● **TASK INSTRUCTIONS**
Copy each line exactly. Leave nothing out.

● **ENTRIES SHOWN**
***

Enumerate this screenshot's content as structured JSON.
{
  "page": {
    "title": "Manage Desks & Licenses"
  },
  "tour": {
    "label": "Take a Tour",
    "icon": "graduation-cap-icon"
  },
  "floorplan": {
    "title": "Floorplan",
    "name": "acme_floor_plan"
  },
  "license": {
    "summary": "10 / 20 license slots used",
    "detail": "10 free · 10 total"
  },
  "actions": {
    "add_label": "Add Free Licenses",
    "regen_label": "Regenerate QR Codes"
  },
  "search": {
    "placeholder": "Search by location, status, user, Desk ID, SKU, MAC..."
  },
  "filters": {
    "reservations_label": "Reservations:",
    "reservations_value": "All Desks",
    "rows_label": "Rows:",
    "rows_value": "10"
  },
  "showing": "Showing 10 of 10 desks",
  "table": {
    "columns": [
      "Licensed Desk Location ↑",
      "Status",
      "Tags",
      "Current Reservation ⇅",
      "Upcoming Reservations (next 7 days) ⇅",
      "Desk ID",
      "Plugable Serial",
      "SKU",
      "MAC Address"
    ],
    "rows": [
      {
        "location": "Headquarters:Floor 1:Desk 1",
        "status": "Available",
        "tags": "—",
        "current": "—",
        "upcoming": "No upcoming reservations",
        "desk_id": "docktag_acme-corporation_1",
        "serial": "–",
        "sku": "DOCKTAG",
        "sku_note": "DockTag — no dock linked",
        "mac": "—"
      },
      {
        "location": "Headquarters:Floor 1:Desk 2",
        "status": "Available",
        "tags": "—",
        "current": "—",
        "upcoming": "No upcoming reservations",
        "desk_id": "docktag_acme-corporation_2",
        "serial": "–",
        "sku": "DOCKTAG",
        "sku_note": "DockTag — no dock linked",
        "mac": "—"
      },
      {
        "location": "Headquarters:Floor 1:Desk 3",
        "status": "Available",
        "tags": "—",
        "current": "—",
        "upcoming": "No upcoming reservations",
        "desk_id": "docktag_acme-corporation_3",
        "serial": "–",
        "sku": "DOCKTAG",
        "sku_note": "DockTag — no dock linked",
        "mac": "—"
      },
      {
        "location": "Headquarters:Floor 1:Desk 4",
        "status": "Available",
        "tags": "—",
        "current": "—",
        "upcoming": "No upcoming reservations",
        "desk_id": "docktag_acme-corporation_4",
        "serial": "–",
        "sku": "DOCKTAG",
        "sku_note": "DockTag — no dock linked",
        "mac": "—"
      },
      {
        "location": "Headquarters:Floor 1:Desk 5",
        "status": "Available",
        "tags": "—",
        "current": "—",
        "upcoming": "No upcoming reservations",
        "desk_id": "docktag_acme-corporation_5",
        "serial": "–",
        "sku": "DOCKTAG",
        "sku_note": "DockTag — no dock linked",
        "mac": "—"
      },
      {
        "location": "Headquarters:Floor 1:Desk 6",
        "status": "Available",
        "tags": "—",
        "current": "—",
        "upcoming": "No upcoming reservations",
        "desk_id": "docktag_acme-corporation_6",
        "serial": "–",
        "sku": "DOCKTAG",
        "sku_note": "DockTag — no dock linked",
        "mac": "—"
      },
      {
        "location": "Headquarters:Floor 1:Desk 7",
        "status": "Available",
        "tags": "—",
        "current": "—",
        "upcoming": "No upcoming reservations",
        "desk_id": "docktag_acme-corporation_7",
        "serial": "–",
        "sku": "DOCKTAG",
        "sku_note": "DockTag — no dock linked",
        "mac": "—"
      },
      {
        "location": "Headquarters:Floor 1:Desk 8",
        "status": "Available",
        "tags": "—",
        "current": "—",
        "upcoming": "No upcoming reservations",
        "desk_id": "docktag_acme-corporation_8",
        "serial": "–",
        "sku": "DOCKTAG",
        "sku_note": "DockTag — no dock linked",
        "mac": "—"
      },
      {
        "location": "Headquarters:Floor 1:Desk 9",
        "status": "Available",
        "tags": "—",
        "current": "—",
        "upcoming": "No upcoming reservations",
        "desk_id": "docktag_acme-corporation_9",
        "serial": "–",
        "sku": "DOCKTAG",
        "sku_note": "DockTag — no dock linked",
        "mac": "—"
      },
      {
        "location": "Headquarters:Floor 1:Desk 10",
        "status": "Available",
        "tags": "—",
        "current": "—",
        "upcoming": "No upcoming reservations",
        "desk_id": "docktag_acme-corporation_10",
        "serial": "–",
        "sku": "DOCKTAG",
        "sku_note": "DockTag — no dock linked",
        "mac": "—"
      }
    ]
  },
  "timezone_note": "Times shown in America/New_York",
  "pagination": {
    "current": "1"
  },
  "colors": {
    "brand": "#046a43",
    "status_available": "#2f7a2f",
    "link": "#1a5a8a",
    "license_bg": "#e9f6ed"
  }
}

***

● **FINAL ANSWER**
Enumerate this screenshot's content as structured JSON.
{
  "page": {
    "title": "Manage Desks & Licenses"
  },
  "tour": {
    "label": "Take a Tour",
    "icon": "graduation-cap-icon"
  },
  "floorplan": {
    "title": "Floorplan",
    "name": "acme_floor_plan"
  },
  "license": {
    "summary": "10 / 20 license slots used",
    "detail": "10 free · 10 total"
  },
  "actions": {
    "add_label": "Add Free Licenses",
    "regen_label": "Regenerate QR Codes"
  },
  "search": {
    "placeholder": "Search by location, status, user, Desk ID, SKU, MAC..."
  },
  "filters": {
    "reservations_label": "Reservations:",
    "reservations_value": "All Desks",
    "rows_label": "Rows:",
    "rows_value": "10"
  },
  "showing": "Showing 10 of 10 desks",
  "table": {
    "columns": [
      "Licensed Desk Location ↑",
      "Status",
      "Tags",
      "Current Reservation ⇅",
      "Upcoming Reservations (next 7 days) ⇅",
      "Desk ID",
      "Plugable Serial",
      "SKU",
      "MAC Address"
    ],
    "rows": [
      {
        "location": "Headquarters:Floor 1:Desk 1",
        "status": "Available",
        "tags": "—",
        "current": "—",
        "upcoming": "No upcoming reservations",
        "desk_id": "docktag_acme-corporation_1",
        "serial": "–",
        "sku": "DOCKTAG",
        "sku_note": "DockTag — no dock linked",
        "mac": "—"
      },
      {
        "location": "Headquarters:Floor 1:Desk 2",
        "status": "Available",
        "tags": "—",
        "current": "—",
        "upcoming": "No upcoming reservations",
        "desk_id": "docktag_acme-corporation_2",
        "serial": "–",
        "sku": "DOCKTAG",
        "sku_note": "DockTag — no dock linked",
        "mac": "—"
      },
      {
        "location": "Headquarters:Floor 1:Desk 3",
        "status": "Available",
        "tags": "—",
        "current": "—",
        "upcoming": "No upcoming reservations",
        "desk_id": "docktag_acme-corporation_3",
        "serial": "–",
        "sku": "DOCKTAG",
        "sku_note": "DockTag — no dock linked",
        "mac": "—"
      },
      {
        "location": "Headquarters:Floor 1:Desk 4",
        "status": "Available",
        "tags": "—",
        "current": "—",
        "upcoming": "No upcoming reservations",
        "desk_id": "docktag_acme-corporation_4",
        "serial": "–",
        "sku": "DOCKTAG",
        "sku_note": "DockTag — no dock linked",
        "mac": "—"
      },
      {
        "location": "Headquarters:Floor 1:Desk 5",
        "status": "Available",
        "tags": "—",
        "current": "—",
        "upcoming": "No upcoming reservations",
        "desk_id": "docktag_acme-corporation_5",
        "serial": "–",
        "sku": "DOCKTAG",
        "sku_note": "DockTag — no dock linked",
        "mac": "—"
      },
      {
        "location": "Headquarters:Floor 1:Desk 6",
        "status": "Available",
        "tags": "—",
        "current": "—",
        "upcoming": "No upcoming reservations",
        "desk_id": "docktag_acme-corporation_6",
        "serial": "–",
        "sku": "DOCKTAG",
        "sku_note": "DockTag — no dock linked",
        "mac": "—"
      },
      {
        "location": "Headquarters:Floor 1:Desk 7",
        "status": "Available",
        "tags": "—",
        "current": "—",
        "upcoming": "No upcoming reservations",
        "desk_id": "docktag_acme-corporation_7",
        "serial": "–",
        "sku": "DOCKTAG",
        "sku_note": "DockTag — no dock linked",
        "mac": "—"
      },
      {
        "location": "Headquarters:Floor 1:Desk 8",
        "status": "Available",
        "tags": "—",
        "current": "—",
        "upcoming": "No upcoming reservations",
        "desk_id": "docktag_acme-corporation_8",
        "serial": "–",
        "sku": "DOCKTAG",
        "sku_note": "DockTag — no dock linked",
        "mac": "—"
      },
      {
        "location": "Headquarters:Floor 1:Desk 9",
        "status": "Available",
        "tags": "—",
        "current": "—",
        "upcoming": "No upcoming reservations",
        "desk_id": "docktag_acme-corporation_9",
        "serial": "–",
        "sku": "DOCKTAG",
        "sku_note": "DockTag — no dock linked",
        "mac": "—"
      },
      {
        "location": "Headquarters:Floor 1:Desk 10",
        "status": "Available",
        "tags": "—",
        "current": "—",
        "upcoming": "No upcoming reservations",
        "desk_id": "docktag_acme-corporation_10",
        "serial": "–",
        "sku": "DOCKTAG",
        "sku_note": "DockTag — no dock linked",
        "mac": "—"
      }
    ]
  },
  "timezone_note": "Times shown in America/New_York",
  "pagination": {
    "current": "1"
  },
  "colors": {
    "brand": "#046a43",
    "status_available": "#2f7a2f",
    "link": "#1a5a8a",
    "license_bg": "#e9f6ed"
  }
}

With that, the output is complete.